Data extracted from a collection
===
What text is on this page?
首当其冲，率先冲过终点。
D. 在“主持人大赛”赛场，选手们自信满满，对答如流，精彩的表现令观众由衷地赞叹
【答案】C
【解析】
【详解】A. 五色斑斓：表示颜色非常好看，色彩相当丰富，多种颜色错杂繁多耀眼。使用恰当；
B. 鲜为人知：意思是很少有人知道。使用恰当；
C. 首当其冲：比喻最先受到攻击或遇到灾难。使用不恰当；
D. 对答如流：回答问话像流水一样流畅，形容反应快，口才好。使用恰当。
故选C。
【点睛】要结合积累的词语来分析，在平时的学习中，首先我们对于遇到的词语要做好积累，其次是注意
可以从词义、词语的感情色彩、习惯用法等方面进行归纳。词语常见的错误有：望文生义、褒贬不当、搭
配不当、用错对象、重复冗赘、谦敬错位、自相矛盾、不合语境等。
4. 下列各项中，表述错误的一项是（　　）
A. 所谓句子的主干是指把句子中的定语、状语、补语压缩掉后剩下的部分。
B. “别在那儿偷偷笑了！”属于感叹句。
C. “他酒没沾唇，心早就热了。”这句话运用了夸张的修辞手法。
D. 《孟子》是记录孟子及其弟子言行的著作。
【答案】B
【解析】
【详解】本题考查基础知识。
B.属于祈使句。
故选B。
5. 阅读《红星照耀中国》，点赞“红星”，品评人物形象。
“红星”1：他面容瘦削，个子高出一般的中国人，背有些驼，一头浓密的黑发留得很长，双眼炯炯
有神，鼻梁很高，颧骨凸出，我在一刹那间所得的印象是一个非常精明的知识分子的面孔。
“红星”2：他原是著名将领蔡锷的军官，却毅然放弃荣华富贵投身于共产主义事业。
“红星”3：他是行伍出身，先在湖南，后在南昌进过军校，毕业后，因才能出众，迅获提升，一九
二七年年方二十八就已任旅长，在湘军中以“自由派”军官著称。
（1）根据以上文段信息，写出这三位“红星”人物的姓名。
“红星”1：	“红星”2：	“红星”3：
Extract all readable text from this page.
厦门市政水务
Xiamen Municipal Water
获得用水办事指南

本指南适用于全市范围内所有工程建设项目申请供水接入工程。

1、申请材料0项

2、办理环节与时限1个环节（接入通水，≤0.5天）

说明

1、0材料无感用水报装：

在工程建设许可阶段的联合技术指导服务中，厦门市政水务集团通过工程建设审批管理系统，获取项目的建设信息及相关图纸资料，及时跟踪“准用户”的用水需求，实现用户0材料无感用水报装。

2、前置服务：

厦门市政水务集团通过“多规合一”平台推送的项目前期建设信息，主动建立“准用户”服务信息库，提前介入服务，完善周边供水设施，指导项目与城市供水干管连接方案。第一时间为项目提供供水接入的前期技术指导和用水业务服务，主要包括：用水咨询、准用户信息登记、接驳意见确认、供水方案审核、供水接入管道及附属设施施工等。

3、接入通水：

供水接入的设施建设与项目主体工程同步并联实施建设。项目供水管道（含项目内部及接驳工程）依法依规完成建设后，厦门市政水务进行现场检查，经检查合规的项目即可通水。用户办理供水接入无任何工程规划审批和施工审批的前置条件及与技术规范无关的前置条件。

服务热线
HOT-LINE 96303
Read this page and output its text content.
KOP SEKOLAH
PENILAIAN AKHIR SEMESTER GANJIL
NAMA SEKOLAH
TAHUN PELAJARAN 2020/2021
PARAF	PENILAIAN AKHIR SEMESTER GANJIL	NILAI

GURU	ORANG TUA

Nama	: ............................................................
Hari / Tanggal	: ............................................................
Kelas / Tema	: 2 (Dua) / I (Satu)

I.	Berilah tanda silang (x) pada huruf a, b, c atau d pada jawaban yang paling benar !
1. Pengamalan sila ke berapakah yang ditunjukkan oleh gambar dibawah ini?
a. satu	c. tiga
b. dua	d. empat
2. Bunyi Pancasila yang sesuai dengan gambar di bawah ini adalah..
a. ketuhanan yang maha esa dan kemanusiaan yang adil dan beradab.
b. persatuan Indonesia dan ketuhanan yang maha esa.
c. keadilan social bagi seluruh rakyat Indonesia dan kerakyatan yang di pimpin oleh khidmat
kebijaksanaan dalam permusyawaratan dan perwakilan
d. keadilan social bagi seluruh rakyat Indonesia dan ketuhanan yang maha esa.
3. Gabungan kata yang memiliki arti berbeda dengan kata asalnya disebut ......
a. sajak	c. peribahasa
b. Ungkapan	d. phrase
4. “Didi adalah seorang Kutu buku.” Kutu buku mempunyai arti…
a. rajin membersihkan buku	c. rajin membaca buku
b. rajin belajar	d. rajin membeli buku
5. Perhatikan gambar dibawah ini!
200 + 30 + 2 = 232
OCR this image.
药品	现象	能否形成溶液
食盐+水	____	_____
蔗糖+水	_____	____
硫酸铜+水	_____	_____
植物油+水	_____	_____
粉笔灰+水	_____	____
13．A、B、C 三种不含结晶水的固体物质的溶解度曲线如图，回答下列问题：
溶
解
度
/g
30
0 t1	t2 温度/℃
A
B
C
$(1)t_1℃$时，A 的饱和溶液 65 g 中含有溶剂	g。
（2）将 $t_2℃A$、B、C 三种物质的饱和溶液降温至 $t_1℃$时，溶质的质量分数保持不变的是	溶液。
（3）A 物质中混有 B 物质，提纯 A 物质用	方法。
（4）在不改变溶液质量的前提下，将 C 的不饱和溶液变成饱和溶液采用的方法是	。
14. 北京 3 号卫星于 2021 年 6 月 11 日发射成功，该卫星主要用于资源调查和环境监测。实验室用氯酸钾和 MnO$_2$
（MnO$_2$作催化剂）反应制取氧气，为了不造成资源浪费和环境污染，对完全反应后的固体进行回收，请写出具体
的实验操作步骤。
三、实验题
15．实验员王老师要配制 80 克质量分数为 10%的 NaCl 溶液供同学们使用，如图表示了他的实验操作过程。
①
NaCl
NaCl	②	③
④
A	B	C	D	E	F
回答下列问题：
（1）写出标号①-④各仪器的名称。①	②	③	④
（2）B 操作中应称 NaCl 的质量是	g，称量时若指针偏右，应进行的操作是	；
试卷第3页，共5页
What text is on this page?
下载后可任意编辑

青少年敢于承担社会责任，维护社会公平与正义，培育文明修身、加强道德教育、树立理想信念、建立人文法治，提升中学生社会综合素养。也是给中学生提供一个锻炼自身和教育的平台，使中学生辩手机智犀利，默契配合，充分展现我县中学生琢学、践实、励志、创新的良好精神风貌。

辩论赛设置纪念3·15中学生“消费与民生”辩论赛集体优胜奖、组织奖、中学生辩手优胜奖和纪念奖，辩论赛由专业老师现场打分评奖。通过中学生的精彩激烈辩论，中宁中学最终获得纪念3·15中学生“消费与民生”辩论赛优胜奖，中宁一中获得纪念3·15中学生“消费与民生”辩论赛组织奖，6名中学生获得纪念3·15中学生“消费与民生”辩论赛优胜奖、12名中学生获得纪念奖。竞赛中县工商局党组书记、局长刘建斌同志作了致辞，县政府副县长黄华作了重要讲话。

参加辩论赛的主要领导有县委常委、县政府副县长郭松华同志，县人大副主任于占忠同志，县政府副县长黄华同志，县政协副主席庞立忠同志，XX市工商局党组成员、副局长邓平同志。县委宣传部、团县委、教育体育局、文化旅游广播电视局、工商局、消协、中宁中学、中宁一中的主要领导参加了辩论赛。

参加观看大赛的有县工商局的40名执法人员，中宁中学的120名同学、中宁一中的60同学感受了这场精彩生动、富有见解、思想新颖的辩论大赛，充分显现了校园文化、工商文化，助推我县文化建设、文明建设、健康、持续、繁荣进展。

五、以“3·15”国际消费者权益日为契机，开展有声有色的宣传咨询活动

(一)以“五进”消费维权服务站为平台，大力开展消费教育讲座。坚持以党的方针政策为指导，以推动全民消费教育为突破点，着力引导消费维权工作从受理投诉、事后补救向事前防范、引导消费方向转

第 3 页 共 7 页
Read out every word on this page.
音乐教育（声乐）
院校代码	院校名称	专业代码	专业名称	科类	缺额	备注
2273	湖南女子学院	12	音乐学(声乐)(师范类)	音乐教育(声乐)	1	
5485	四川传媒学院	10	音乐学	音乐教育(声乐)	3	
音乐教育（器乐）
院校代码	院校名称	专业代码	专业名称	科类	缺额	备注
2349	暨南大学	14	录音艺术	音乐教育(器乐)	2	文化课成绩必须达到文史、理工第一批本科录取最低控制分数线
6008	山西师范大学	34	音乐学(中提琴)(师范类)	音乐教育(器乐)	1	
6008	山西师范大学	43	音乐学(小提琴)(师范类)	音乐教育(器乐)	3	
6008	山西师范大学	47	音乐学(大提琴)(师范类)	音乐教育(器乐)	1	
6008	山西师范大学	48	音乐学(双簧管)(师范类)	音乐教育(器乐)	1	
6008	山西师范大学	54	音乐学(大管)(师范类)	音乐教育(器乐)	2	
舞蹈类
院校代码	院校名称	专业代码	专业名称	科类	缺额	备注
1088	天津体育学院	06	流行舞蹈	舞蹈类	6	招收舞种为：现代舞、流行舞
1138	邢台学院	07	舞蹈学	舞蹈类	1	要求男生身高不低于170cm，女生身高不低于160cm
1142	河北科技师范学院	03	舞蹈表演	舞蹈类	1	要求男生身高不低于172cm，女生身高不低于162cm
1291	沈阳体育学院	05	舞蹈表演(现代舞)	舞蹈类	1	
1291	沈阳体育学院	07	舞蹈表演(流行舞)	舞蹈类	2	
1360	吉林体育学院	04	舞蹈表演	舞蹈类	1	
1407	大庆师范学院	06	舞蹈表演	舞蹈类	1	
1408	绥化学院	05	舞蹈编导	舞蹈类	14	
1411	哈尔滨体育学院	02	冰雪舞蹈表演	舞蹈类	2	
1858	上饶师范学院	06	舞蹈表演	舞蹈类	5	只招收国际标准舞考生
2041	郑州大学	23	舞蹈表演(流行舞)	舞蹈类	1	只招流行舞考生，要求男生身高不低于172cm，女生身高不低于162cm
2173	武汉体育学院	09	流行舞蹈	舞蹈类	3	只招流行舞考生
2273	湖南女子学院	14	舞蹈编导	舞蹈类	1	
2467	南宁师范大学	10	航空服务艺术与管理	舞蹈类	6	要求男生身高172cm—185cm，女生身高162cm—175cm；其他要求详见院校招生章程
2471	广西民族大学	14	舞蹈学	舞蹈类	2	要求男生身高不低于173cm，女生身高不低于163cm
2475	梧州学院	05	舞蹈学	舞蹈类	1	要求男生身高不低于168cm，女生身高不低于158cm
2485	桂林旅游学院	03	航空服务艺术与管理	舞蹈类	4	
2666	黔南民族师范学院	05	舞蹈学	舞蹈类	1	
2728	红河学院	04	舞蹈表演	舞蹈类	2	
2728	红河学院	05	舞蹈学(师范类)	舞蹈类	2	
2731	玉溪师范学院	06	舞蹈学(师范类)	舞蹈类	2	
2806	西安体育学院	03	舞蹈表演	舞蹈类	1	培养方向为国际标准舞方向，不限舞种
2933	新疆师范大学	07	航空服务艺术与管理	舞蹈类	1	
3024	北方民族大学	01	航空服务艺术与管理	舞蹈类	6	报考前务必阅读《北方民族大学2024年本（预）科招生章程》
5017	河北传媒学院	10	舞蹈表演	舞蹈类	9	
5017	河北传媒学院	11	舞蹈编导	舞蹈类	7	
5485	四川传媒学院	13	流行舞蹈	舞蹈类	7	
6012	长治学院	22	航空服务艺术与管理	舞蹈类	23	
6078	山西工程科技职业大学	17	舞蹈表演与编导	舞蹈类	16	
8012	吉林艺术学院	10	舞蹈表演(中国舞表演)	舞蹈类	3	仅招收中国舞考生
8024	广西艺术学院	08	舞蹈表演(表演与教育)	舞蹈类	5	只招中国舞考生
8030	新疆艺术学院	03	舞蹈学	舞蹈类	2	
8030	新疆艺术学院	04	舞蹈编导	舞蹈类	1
===
WORK TO COMPLETE
From the entries, report each line that includes the word "四川传媒学院".

THE OUTPUT
5485	四川传媒学院	10	音乐学	音乐教育(声乐)	3	
5485	四川传媒学院	13	流行舞蹈	舞蹈类	7	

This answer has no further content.